*** Raw data

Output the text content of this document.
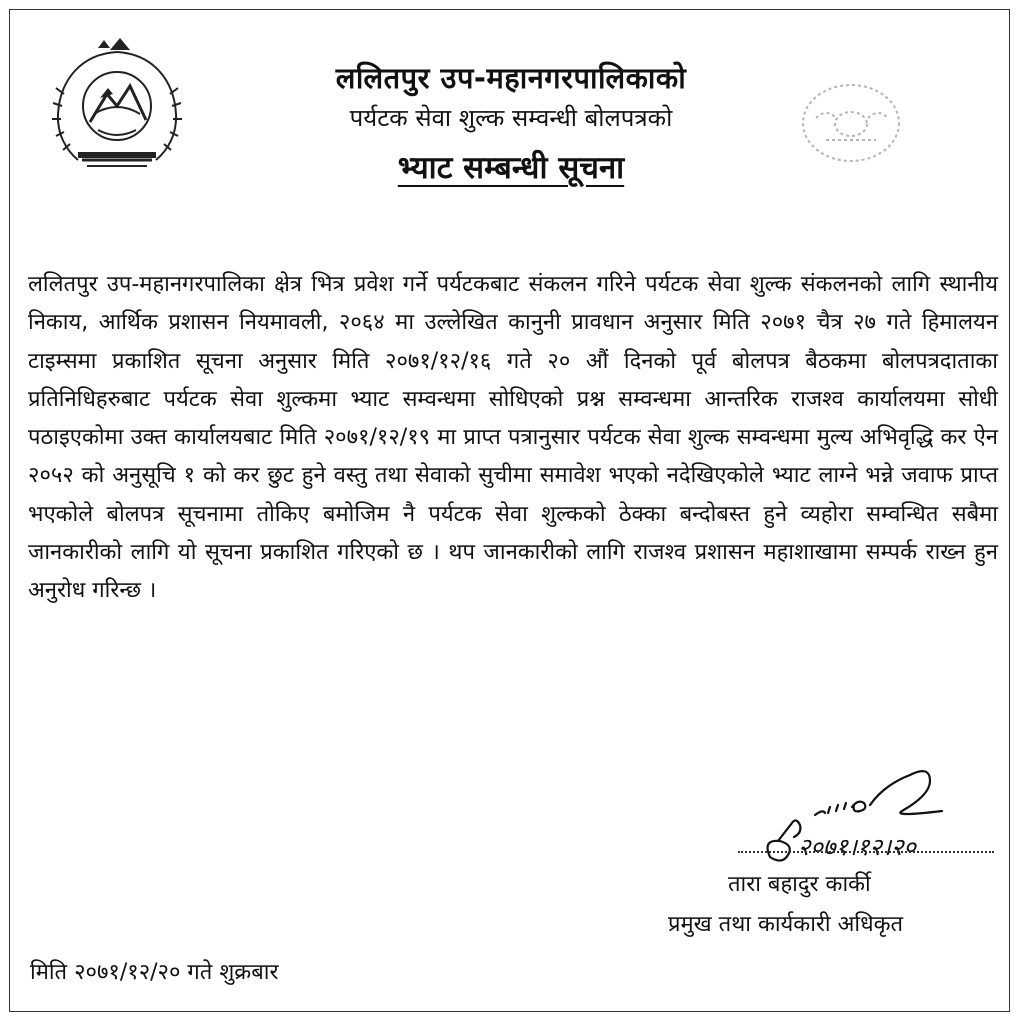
ललितपुर उप-महानगरपालिकाको
पर्यटक सेवा शुल्क सम्वन्धी बोलपत्रको
भ्याट सम्बन्धी सूचना

ललितपुर उप-महानगरपालिका क्षेत्र भित्र प्रवेश गर्ने पर्यटकबाट संकलन गरिने पर्यटक सेवा शुल्क संकलनको लागि स्थानीय निकाय, आर्थिक प्रशासन नियमावली, २०६४ मा उल्लेखित कानुनी प्रावधान अनुसार मिति २०७१ चैत्र २७ गते हिमालयन टाइम्समा प्रकाशित सूचना अनुसार मिति २०७१/१२/१६ गते २० औं दिनको पूर्व बोलपत्र बैठकमा बोलपत्रदाताका प्रतिनिधिहरुबाट पर्यटक सेवा शुल्कमा भ्याट सम्वन्धमा सोधिएको प्रश्न सम्वन्धमा आन्तरिक राजश्व कार्यालयमा सोधी पठाइएकोमा उक्त कार्यालयबाट मिति २०७१/१२/१९ मा प्राप्त पत्रानुसार पर्यटक सेवा शुल्क सम्वन्धमा मुल्य अभिवृद्धि कर ऐन २०५२ को अनुसूचि १ को कर छुट हुने वस्तु तथा सेवाको सुचीमा समावेश भएको नदेखिएकोले भ्याट लाग्ने भन्ने जवाफ प्राप्त भएकोले बोलपत्र सूचनामा तोकिए बमोजिम नै पर्यटक सेवा शुल्कको ठेक्का बन्दोबस्त हुने व्यहोरा सम्वन्धित सबैमा जानकारीको लागि यो सूचना प्रकाशित गरिएको छ । थप जानकारीको लागि राजश्व प्रशासन महाशाखामा सम्पर्क राख्न हुन अनुरोध गरिन्छ ।

२०७१।१२।२०
तारा बहादुर कार्की
प्रमुख तथा कार्यकारी अधिकृत
मिति २०७१/१२/२० गते शुक्रबार
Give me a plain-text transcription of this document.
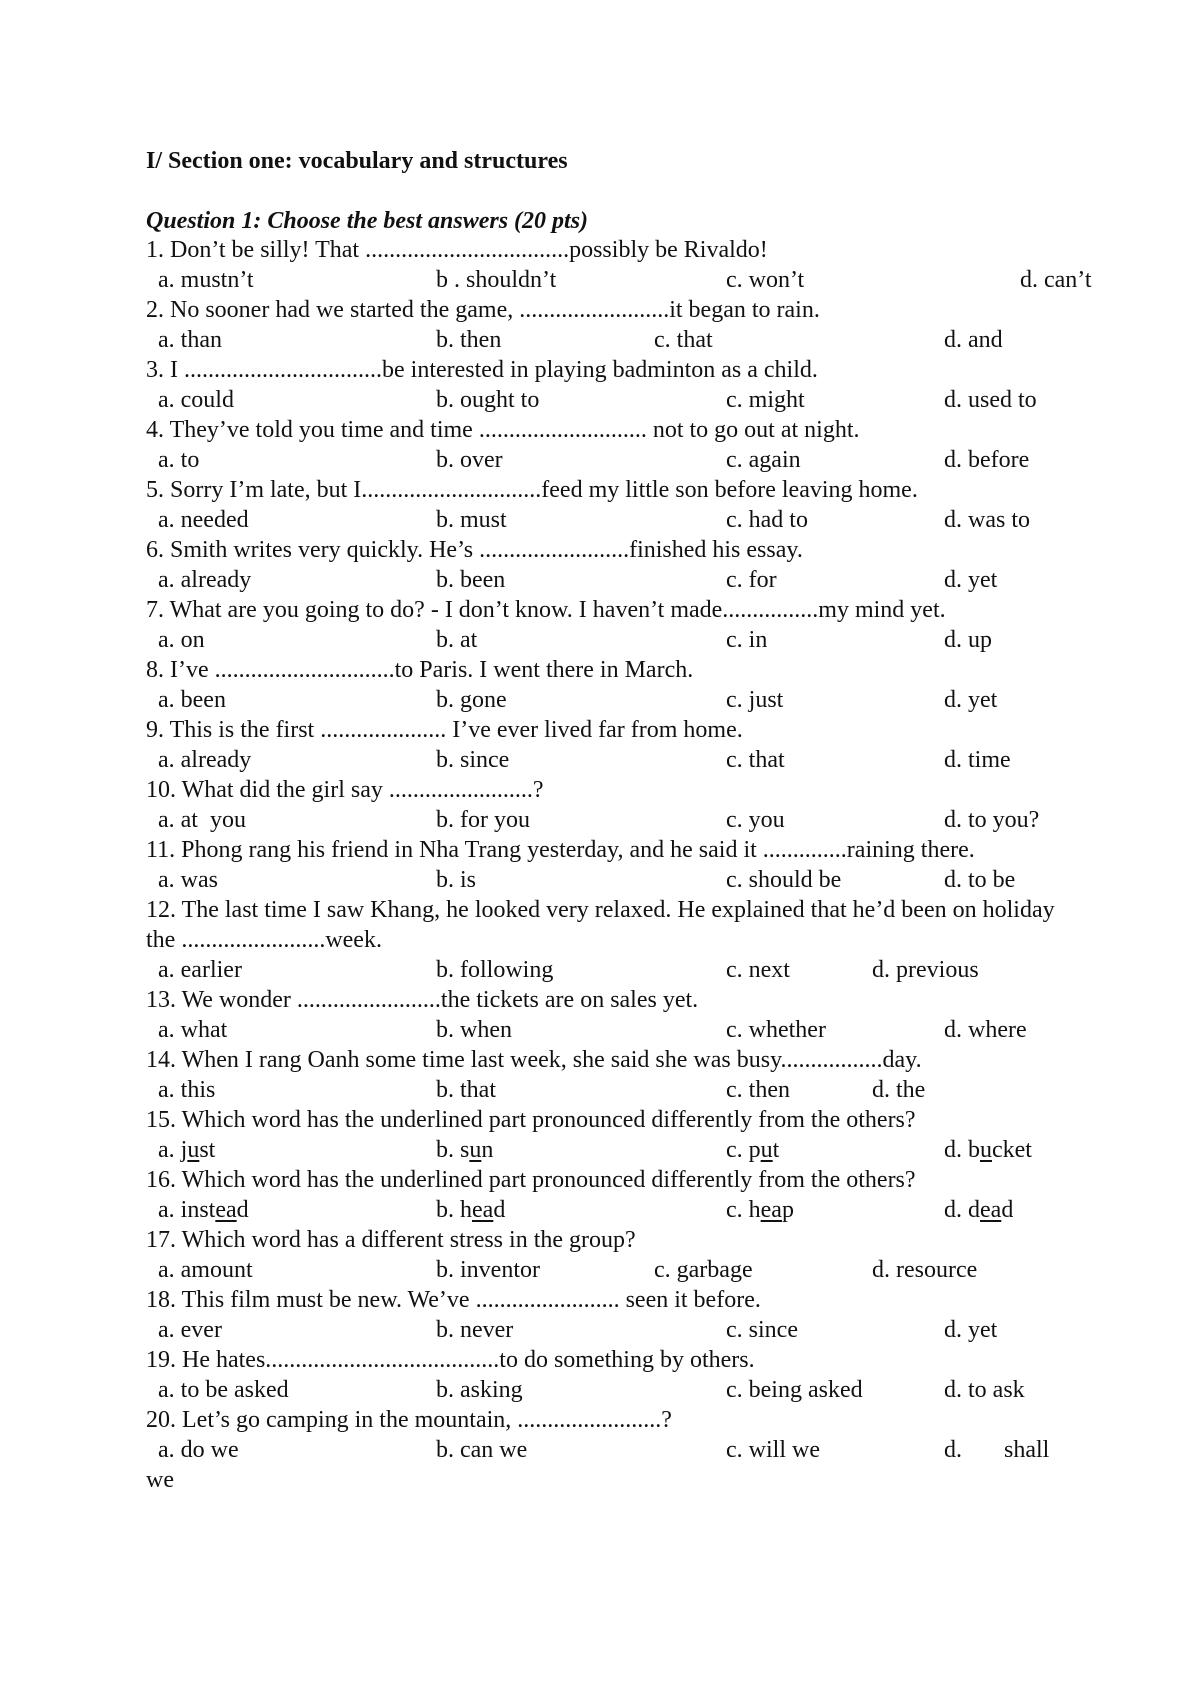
I/ Section one: vocabulary and structures
Question 1: Choose the best answers (20 pts)
1. Don’t be silly! That ..................................possibly be Rivaldo!
a. mustn’t	b . shouldn’t	c. won’t	d. can’t
2. No sooner had we started the game, .........................it began to rain.
a. than	b. then	c. that	d. and
3. I .................................be interested in playing badminton as a child.
a. could	b. ought to	c. might	d. used to
4. They’ve told you time and time ............................ not to go out at night.
a. to	b. over	c. again	d. before
5. Sorry I’m late, but I..............................feed my little son before leaving home.
a. needed	b. must	c. had to	d. was to
6. Smith writes very quickly. He’s .........................finished his essay.
a. already	b. been	c. for	d. yet
7. What are you going to do? - I don’t know. I haven’t made................my mind yet.
a. on	b. at	c. in	d. up
8. I’ve ..............................to Paris. I went there in March.
a. been	b. gone	c. just	d. yet
9. This is the first ..................... I’ve ever lived far from home.
a. already	b. since	c. that	d. time
10. What did the girl say ........................?
a. at  you	b. for you	c. you	d. to you?
11. Phong rang his friend in Nha Trang yesterday, and he said it ..............raining there.
a. was	b. is	c. should be	d. to be
12. The last time I saw Khang, he looked very relaxed. He explained that he’d been on holiday the ........................week.
a. earlier	b. following	c. next	d. previous
13. We wonder ........................the tickets are on sales yet.
a. what	b. when	c. whether	d. where
14. When I rang Oanh some time last week, she said she was busy.................day.
a. this	b. that	c. then	d. the
15. Which word has the underlined part pronounced differently from the others?
a. just	b. sun	c. put	d. bucket
16. Which word has the underlined part pronounced differently from the others?
a. instead	b. head	c. heap	d. dead
17. Which word has a different stress in the group?
a. amount	b. inventor	c. garbage	d. resource
18. This film must be new. We’ve ........................ seen it before.
a. ever	b. never	c. since	d. yet
19. He hates.......................................to do something by others.
a. to be asked	b. asking	c. being asked	d. to ask
20. Let’s go camping in the mountain, ........................?
a. do we	b. can we	c. will we	d. shall
we
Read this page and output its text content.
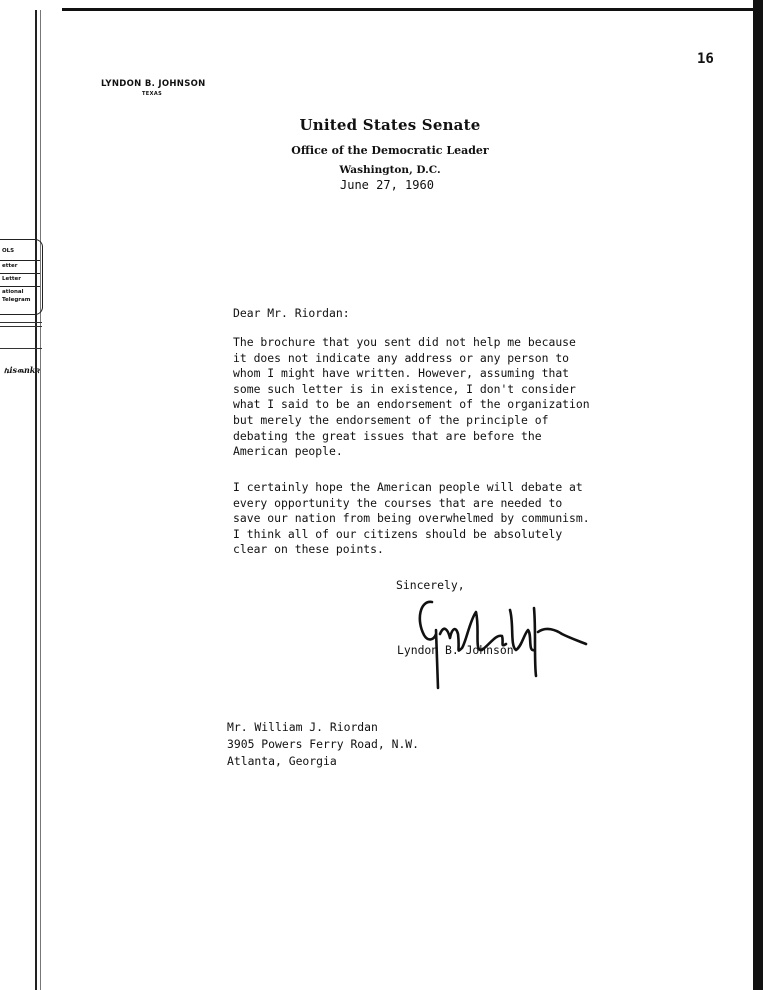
16
LYNDON B. JOHNSON
TEXAS
United States Senate
Office of the Democratic Leader
Washington, D.C.
June 27, 1960
OLS
etter
Letter
ational
Telegram
ኬisዉnkꝛ
Dear Mr. Riordan:

The brochure that you sent did not help me because it does not indicate any address or any person to whom I might have written. However, assuming that some such letter is in existence, I don't consider what I said to be an endorsement of the organization but merely the endorsement of the principle of debating the great issues that are before the American people.

I certainly hope the American people will debate at every opportunity the courses that are needed to save our nation from being overwhelmed by communism. I think all of our citizens should be absolutely clear on these points.

Sincerely,
Lyndon B. Johnson
Mr. William J. Riordan
3905 Powers Ferry Road, N.W.
Atlanta, Georgia
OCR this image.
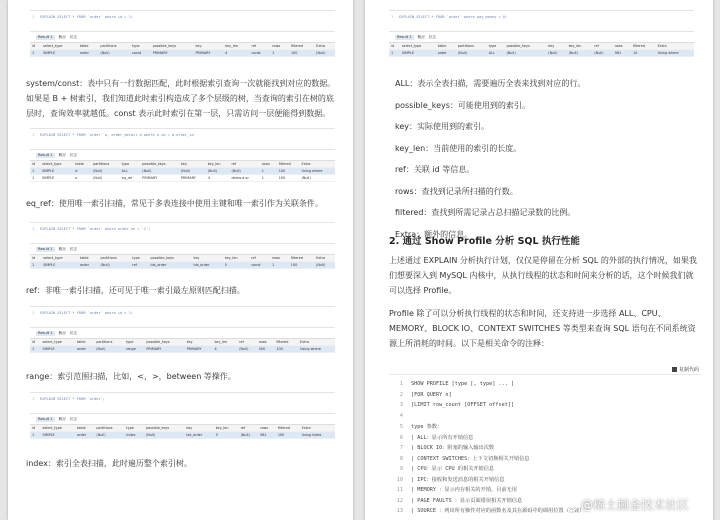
1 EXPLAIN SELECT * FROM `order` where id = 1;
Result 1	概况 状态
id	select_type	table	partitions	type	possible_keys	key	key_len	ref	rows	filtered	Extra
1	SIMPLE	order	(Null)	const	PRIMARY	PRIMARY	4	const	1	100	(Null)

system/const：表中只有一行数据匹配，此时根据索引查询一次就能找到对应的数据。如果是 B + 树索引，我们知道此时索引构造成了多个层级的树，当查询的索引在树的底层时，查询效率就越低。const 表示此时索引在第一层，只需访问一层便能得到数据。

1 EXPLAIN SELECT * FROM `order` o, order_detail d where o.id = d.order_id
Result 1	概况 状态
id	select_type	table	partitions	type	possible_keys	key	key_len	ref	rows	filtered	Extra
1	SIMPLE	d	(Null)	ALL	(Null)	(Null)	(Null)	(Null)	1	100	Using where
1	SIMPLE	o	(Null)	eq_ref	PRIMARY	PRIMARY	4	demo.d.or	1	100	(Null)

eq_ref：使用唯一索引扫描，常见于多表连接中使用主键和唯一索引作为关联条件。

1 EXPLAIN SELECT * FROM `order` where order_no = '1';
Result 1	概况 状态
id	select_type	table	partitions	type	possible_keys	key	key_len	ref	rows	filtered	Extra
1	SIMPLE	order	(Null)	ref	idx_order	idx_order	5	const	1	100	(Null)

ref：非唯一索引扫描，还可见于唯一索引最左原则匹配扫描。

1 EXPLAIN SELECT * FROM `order` where id > 1;
Result 1	概况 状态
id	select_type	table	partitions	type	possible_keys	key	key_len	ref	rows	filtered	Extra
1	SIMPLE	order	(Null)	range	PRIMARY	PRIMARY	4	(Null)	500	100	Using where

range：索引范围扫描，比如，<，>，between 等操作。

1 EXPLAIN SELECT * FROM `order`;
Result 1	概况 状态
id	select_type	table	partitions	type	possible_keys	key	key_len	ref	rows	filtered	Extra
1	SIMPLE	order	(Null)	index	(Null)	idx_order	5	(Null)	981	100	Using index

index：索引全表扫描，此时遍历整个索引树。

1 EXPLAIN SELECT * FROM `order` where pay_money = 0;
Result 1	概况 状态
id	select_type	table	partitions	type	possible_keys	key	key_len	ref	rows	filtered	Extra
1	SIMPLE	order	(Null)	ALL	(Null)	(Null)	(Null)	(Null)	981	10	Using where
ALL：表示全表扫描，需要遍历全表来找到对应的行。
possible_keys：可能使用到的索引。
key：实际使用到的索引。
key_len：当前使用的索引的长度。
ref：关联 id 等信息。
rows：查找到记录所扫描的行数。
filtered：查找到所需记录占总扫描记录数的比例。
Extra：额外的信息。
2. 通过 Show Profile 分析 SQL 执行性能

上述通过 EXPLAIN 分析执行计划，仅仅是停留在分析 SQL 的外部的执行情况，如果我们想要深入到 MySQL 内核中，从执行线程的状态和时间来分析的话，这个时候我们就可以选择 Profile。

Profile 除了可以分析执行线程的状态和时间，还支持进一步选择 ALL、CPU、MEMORY、BLOCK IO、CONTEXT SWITCHES 等类型来查询 SQL 语句在不同系统资源上所消耗的时间。以下是相关命令的注释：

复制代码
1 SHOW PROFILE [type [, type] ... ]
2 [FOR QUERY n]
3 [LIMIT row_count [OFFSET offset]]
4
5 type 参数：
6 | ALL：显示所有开销信息
7 | BLOCK IO：阻塞的输入输出次数
8 | CONTEXT SWITCHES：上下文切换相关开销信息
9 | CPU：显示 CPU 的相关开销信息
10 | IPC：接收和发送消息的相关开销信息
11 | MEMORY ：显示内存相关的开销，目前无用
12 | PAGE FAULTS ：显示页面错误相关开销信息
13 | SOURCE ：列出所有操作对应的函数名及其在源码中的调用位置（行数）
@稀土掘金技术社区
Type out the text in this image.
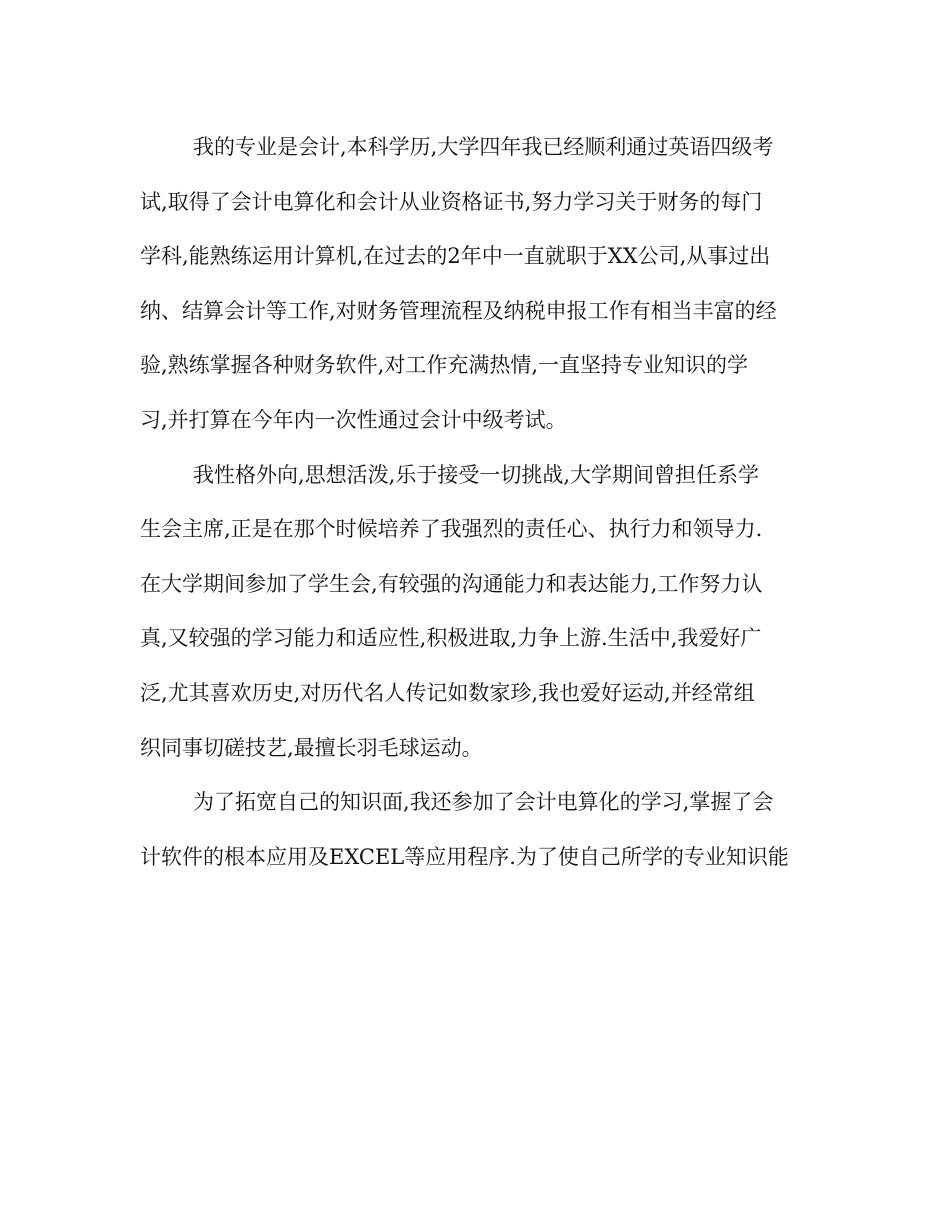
我的专业是会计,本科学历,大学四年我已经顺利通过英语四级考
试,取得了会计电算化和会计从业资格证书,努力学习关于财务的每门
学科,能熟练运用计算机,在过去的2年中一直就职于XX公司,从事过出
纳、结算会计等工作,对财务管理流程及纳税申报工作有相当丰富的经
验,熟练掌握各种财务软件,对工作充满热情,一直坚持专业知识的学
习,并打算在今年内一次性通过会计中级考试。
我性格外向,思想活泼,乐于接受一切挑战,大学期间曾担任系学
生会主席,正是在那个时候培养了我强烈的责任心、执行力和领导力.
在大学期间参加了学生会,有较强的沟通能力和表达能力,工作努力认
真,又较强的学习能力和适应性,积极进取,力争上游.生活中,我爱好广
泛,尤其喜欢历史,对历代名人传记如数家珍,我也爱好运动,并经常组
织同事切磋技艺,最擅长羽毛球运动。
为了拓宽自己的知识面,我还参加了会计电算化的学习,掌握了会
计软件的根本应用及EXCEL等应用程序.为了使自己所学的专业知识能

******

■ **Written problem**
Reproduce the lines above, exactly and exclusively, from the line containing "Type out the text in this image." down to the last line, both included; pictures are not part of the copy.

■ **Result for this exercise**
Type out the text in this image.
我的专业是会计,本科学历,大学四年我已经顺利通过英语四级考
试,取得了会计电算化和会计从业资格证书,努力学习关于财务的每门
学科,能熟练运用计算机,在过去的2年中一直就职于XX公司,从事过出
纳、结算会计等工作,对财务管理流程及纳税申报工作有相当丰富的经
验,熟练掌握各种财务软件,对工作充满热情,一直坚持专业知识的学
习,并打算在今年内一次性通过会计中级考试。
我性格外向,思想活泼,乐于接受一切挑战,大学期间曾担任系学
生会主席,正是在那个时候培养了我强烈的责任心、执行力和领导力.
在大学期间参加了学生会,有较强的沟通能力和表达能力,工作努力认
真,又较强的学习能力和适应性,积极进取,力争上游.生活中,我爱好广
泛,尤其喜欢历史,对历代名人传记如数家珍,我也爱好运动,并经常组
织同事切磋技艺,最擅长羽毛球运动。
为了拓宽自己的知识面,我还参加了会计电算化的学习,掌握了会
计软件的根本应用及EXCEL等应用程序.为了使自己所学的专业知识能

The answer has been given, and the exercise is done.